begin

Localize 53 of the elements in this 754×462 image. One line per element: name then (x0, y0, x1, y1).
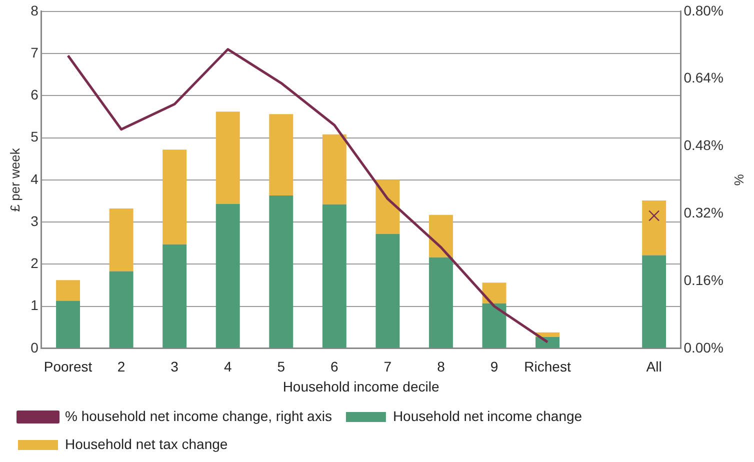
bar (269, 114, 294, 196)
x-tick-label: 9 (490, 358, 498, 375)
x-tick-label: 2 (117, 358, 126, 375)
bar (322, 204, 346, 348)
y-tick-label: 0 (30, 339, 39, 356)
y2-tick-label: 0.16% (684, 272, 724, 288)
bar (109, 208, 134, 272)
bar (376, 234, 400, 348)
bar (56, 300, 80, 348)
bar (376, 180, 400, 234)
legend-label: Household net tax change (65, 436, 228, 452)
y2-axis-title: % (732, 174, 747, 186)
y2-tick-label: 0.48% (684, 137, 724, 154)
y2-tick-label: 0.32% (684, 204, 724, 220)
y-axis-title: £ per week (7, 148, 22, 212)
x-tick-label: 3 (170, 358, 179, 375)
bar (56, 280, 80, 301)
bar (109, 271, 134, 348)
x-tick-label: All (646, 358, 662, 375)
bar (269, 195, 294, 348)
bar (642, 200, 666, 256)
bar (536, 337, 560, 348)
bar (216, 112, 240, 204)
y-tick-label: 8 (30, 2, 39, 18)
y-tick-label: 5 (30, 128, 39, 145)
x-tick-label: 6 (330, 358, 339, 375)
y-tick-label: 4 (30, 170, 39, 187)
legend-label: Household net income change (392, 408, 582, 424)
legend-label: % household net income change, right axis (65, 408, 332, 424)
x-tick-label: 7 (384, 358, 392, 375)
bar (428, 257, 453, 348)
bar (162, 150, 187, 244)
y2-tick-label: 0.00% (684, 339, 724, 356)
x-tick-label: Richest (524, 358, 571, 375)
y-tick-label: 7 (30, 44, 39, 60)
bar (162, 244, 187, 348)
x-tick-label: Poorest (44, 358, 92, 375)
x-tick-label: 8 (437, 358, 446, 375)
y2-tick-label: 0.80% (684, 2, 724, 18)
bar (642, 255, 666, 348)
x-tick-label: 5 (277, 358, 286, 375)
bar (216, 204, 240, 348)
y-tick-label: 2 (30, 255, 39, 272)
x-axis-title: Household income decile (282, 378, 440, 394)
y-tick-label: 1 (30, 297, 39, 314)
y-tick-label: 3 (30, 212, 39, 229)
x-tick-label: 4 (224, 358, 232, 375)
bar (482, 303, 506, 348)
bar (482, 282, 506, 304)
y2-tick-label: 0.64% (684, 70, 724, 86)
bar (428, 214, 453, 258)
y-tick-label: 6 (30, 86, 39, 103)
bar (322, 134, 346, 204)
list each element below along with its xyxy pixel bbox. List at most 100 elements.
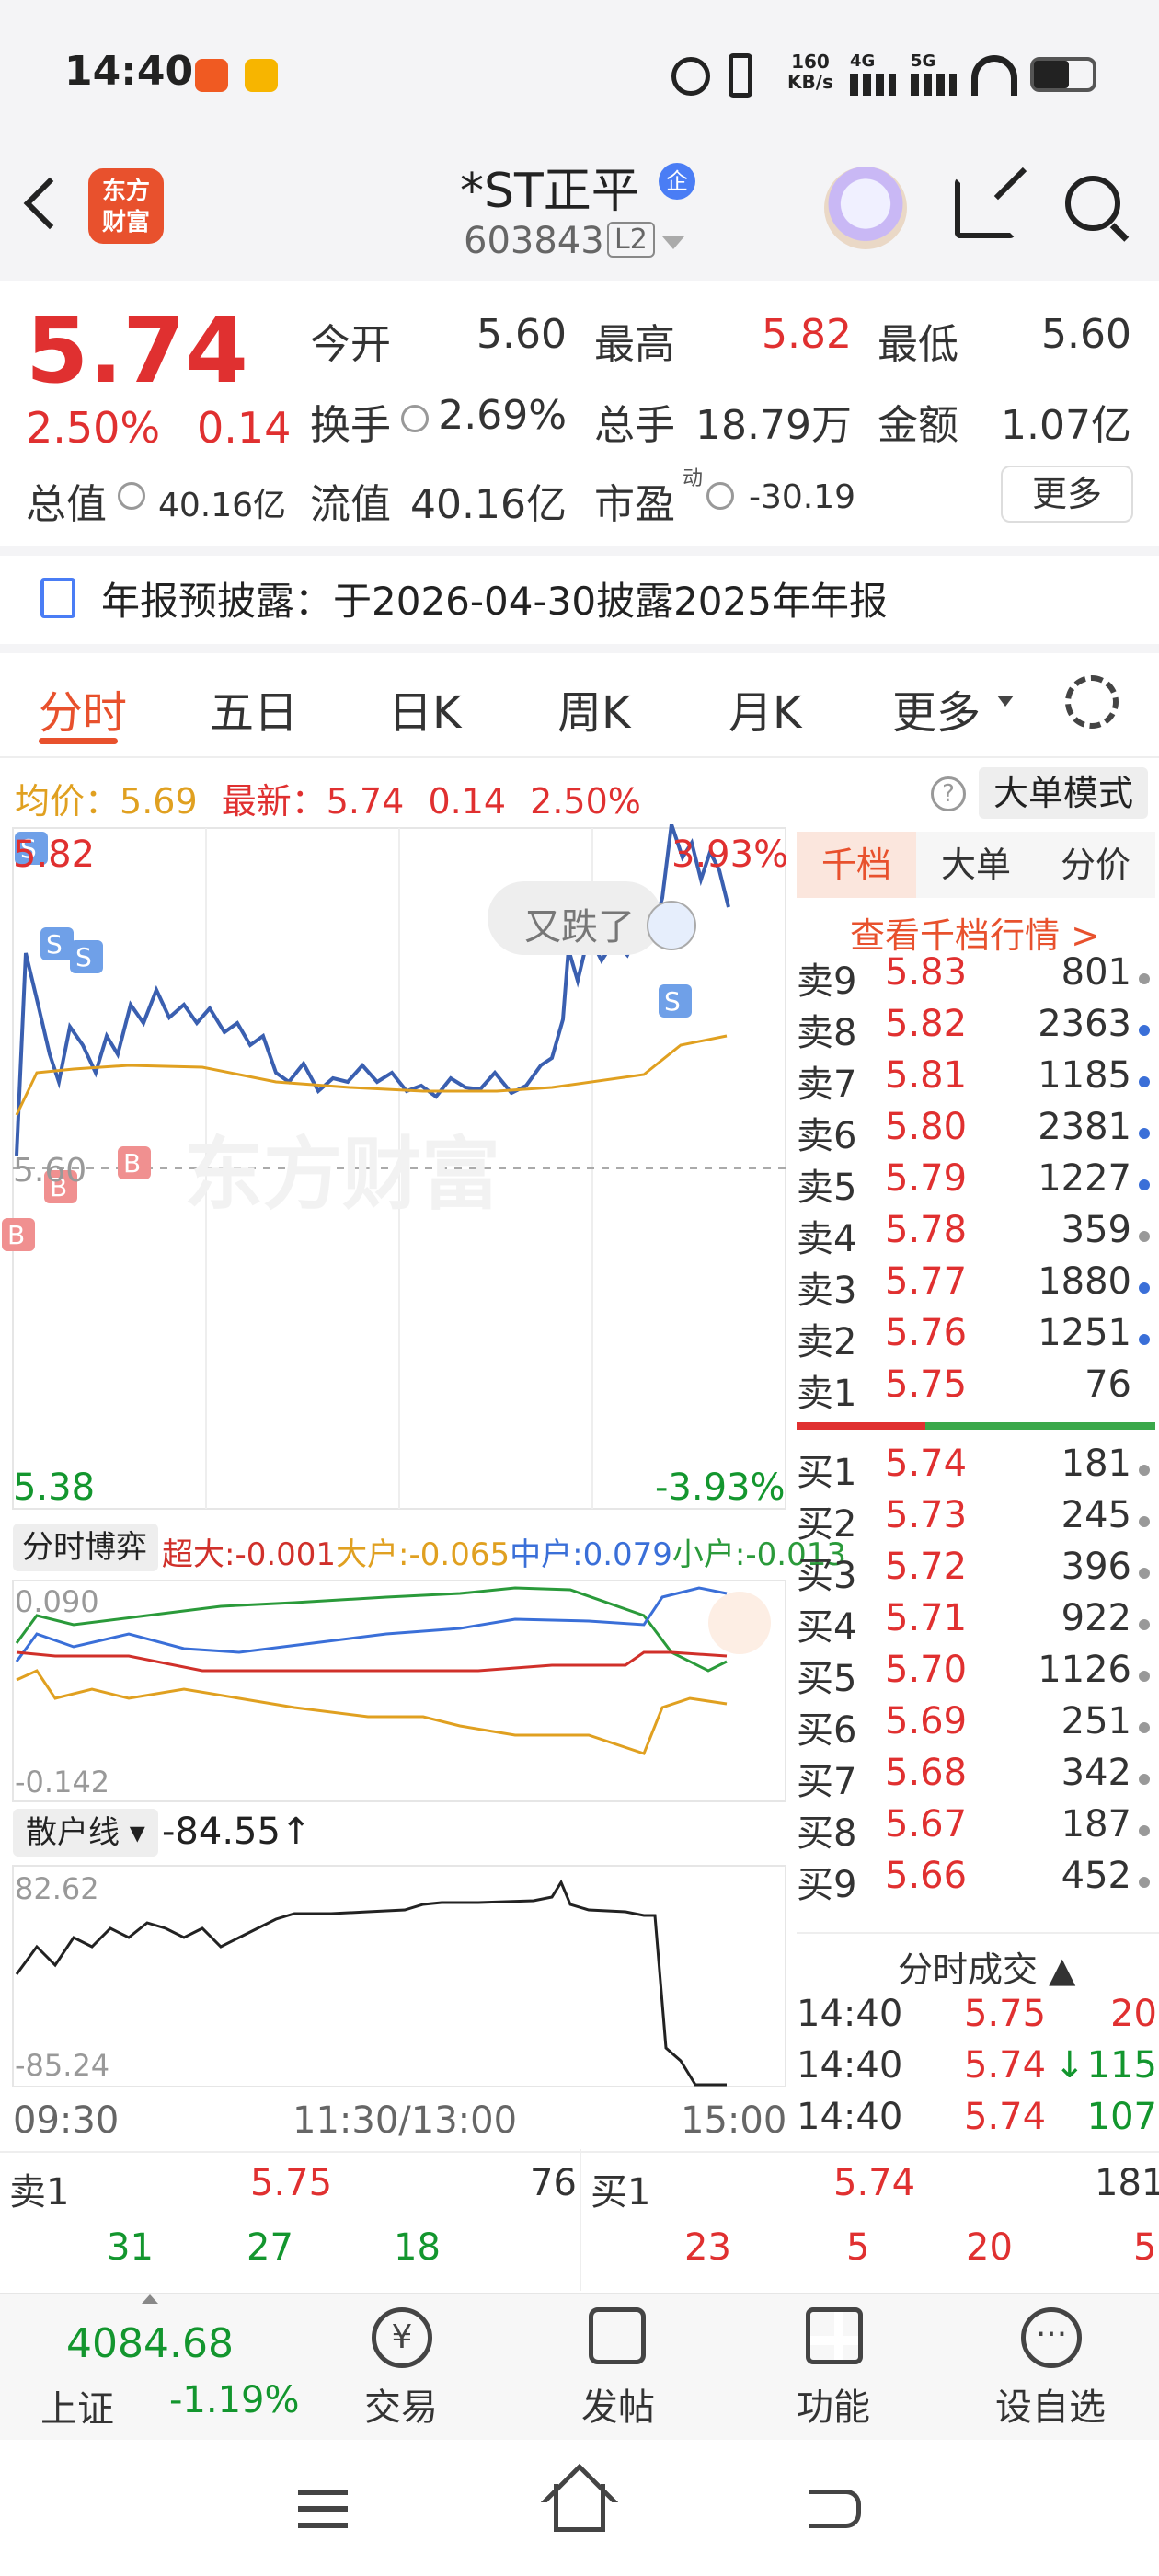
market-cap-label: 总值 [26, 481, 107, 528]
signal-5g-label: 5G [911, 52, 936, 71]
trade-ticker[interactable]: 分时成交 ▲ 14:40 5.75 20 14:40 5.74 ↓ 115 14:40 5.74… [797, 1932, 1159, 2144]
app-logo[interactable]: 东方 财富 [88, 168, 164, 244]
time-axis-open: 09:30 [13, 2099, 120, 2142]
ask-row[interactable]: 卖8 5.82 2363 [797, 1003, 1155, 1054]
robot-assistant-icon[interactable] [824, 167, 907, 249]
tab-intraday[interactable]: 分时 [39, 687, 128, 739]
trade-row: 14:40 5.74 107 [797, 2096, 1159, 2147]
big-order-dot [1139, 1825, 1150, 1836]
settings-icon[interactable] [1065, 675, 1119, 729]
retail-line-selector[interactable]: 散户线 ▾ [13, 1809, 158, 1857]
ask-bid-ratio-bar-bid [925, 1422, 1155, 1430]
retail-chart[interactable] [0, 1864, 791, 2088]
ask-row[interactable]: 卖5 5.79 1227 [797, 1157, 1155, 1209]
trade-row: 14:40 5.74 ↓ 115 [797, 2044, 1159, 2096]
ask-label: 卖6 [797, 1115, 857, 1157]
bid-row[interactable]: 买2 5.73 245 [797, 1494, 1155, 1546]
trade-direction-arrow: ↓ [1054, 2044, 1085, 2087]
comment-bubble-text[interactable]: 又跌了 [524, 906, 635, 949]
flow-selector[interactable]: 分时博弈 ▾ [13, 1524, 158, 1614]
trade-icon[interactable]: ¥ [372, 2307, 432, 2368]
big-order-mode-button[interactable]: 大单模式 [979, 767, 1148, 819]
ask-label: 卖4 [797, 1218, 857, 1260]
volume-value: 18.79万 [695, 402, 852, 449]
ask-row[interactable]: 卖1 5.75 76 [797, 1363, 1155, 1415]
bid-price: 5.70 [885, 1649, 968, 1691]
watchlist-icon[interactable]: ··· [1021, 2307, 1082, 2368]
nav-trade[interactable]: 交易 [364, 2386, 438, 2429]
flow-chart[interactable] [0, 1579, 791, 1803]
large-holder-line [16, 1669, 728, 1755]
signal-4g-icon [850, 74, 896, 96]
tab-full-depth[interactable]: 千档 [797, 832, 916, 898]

end

**Request**
Edit the items above by replacing "image" with "chart" and leaving everything else unchanged. Omit the pictures from your answer.

**Answer to this task**
Localize 53 of the elements in this 754×462 chart. One line per element: name then (x0, y0, x1, y1).
bar (269, 114, 294, 196)
x-tick-label: 9 (490, 358, 498, 375)
x-tick-label: 2 (117, 358, 126, 375)
bar (322, 204, 346, 348)
y-tick-label: 0 (30, 339, 39, 356)
y2-tick-label: 0.16% (684, 272, 724, 288)
bar (109, 208, 134, 272)
bar (376, 234, 400, 348)
bar (56, 300, 80, 348)
bar (376, 180, 400, 234)
legend-label: Household net tax change (65, 436, 228, 452)
y2-axis-title: % (732, 174, 747, 186)
y2-tick-label: 0.48% (684, 137, 724, 154)
y2-tick-label: 0.32% (684, 204, 724, 220)
y-axis-title: £ per week (7, 148, 22, 212)
x-tick-label: 3 (170, 358, 179, 375)
bar (56, 280, 80, 301)
bar (109, 271, 134, 348)
x-tick-label: All (646, 358, 662, 375)
bar (269, 195, 294, 348)
bar (642, 200, 666, 256)
bar (536, 337, 560, 348)
bar (216, 112, 240, 204)
y-tick-label: 8 (30, 2, 39, 18)
y-tick-label: 5 (30, 128, 39, 145)
x-tick-label: 6 (330, 358, 339, 375)
y-tick-label: 4 (30, 170, 39, 187)
legend-label: Household net income change (392, 408, 582, 424)
legend-label: % household net income change, right axis (65, 408, 332, 424)
x-tick-label: 7 (384, 358, 392, 375)
bar (428, 257, 453, 348)
bar (162, 150, 187, 244)
y2-tick-label: 0.00% (684, 339, 724, 356)
x-tick-label: Richest (524, 358, 571, 375)
y-tick-label: 7 (30, 44, 39, 60)
bar (162, 244, 187, 348)
x-tick-label: Poorest (44, 358, 92, 375)
x-tick-label: 8 (437, 358, 446, 375)
y2-tick-label: 0.80% (684, 2, 724, 18)
bar (642, 255, 666, 348)
x-tick-label: 5 (277, 358, 286, 375)
bar (216, 204, 240, 348)
y-tick-label: 2 (30, 255, 39, 272)
x-axis-title: Household income decile (282, 378, 440, 394)
y-tick-label: 1 (30, 297, 39, 314)
y-tick-label: 3 (30, 212, 39, 229)
x-tick-label: 4 (224, 358, 232, 375)
bar (482, 303, 506, 348)
bar (482, 282, 506, 304)
y2-tick-label: 0.64% (684, 70, 724, 86)
bar (428, 214, 453, 258)
y-tick-label: 6 (30, 86, 39, 103)
bar (322, 134, 346, 204)
list each element below along with its xyxy pixel bbox. List at most 100 elements.
market-cap-label: 总值 [26, 481, 107, 528]
signal-5g-label: 5G [911, 52, 936, 71]
trade-ticker[interactable]: 分时成交 ▲ 14:40 5.75 20 14:40 5.74 ↓ 115 14:40 5.74… [797, 1932, 1159, 2144]
app-logo[interactable]: 东方 财富 [88, 168, 164, 244]
time-axis-open: 09:30 [13, 2099, 120, 2142]
ask-row[interactable]: 卖8 5.82 2363 [797, 1003, 1155, 1054]
robot-assistant-icon[interactable] [824, 167, 907, 249]
tab-intraday[interactable]: 分时 [39, 687, 128, 739]
trade-row: 14:40 5.74 107 [797, 2096, 1159, 2147]
big-order-dot [1139, 1825, 1150, 1836]
settings-icon[interactable] [1065, 675, 1119, 729]
retail-line-selector[interactable]: 散户线 ▾ [13, 1809, 158, 1857]
ask-bid-ratio-bar-bid [925, 1422, 1155, 1430]
retail-chart[interactable] [0, 1864, 791, 2088]
ask-row[interactable]: 卖5 5.79 1227 [797, 1157, 1155, 1209]
trade-row: 14:40 5.74 ↓ 115 [797, 2044, 1159, 2096]
ask-label: 卖6 [797, 1115, 857, 1157]
bid-row[interactable]: 买2 5.73 245 [797, 1494, 1155, 1546]
trade-direction-arrow: ↓ [1054, 2044, 1085, 2087]
comment-bubble-text[interactable]: 又跌了 [524, 906, 635, 949]
flow-selector[interactable]: 分时博弈 ▾ [13, 1524, 158, 1614]
trade-icon[interactable]: ¥ [372, 2307, 432, 2368]
big-order-mode-button[interactable]: 大单模式 [979, 767, 1148, 819]
ask-label: 卖4 [797, 1218, 857, 1260]
volume-value: 18.79万 [695, 402, 852, 449]
ask-row[interactable]: 卖1 5.75 76 [797, 1363, 1155, 1415]
bid-price: 5.70 [885, 1649, 968, 1691]
watchlist-icon[interactable]: ··· [1021, 2307, 1082, 2368]
nav-trade[interactable]: 交易 [364, 2386, 438, 2429]
flow-chart[interactable] [0, 1579, 791, 1803]
large-holder-line [16, 1669, 728, 1755]
signal-4g-icon [850, 74, 896, 96]
tab-full-depth[interactable]: 千档 [797, 832, 916, 898]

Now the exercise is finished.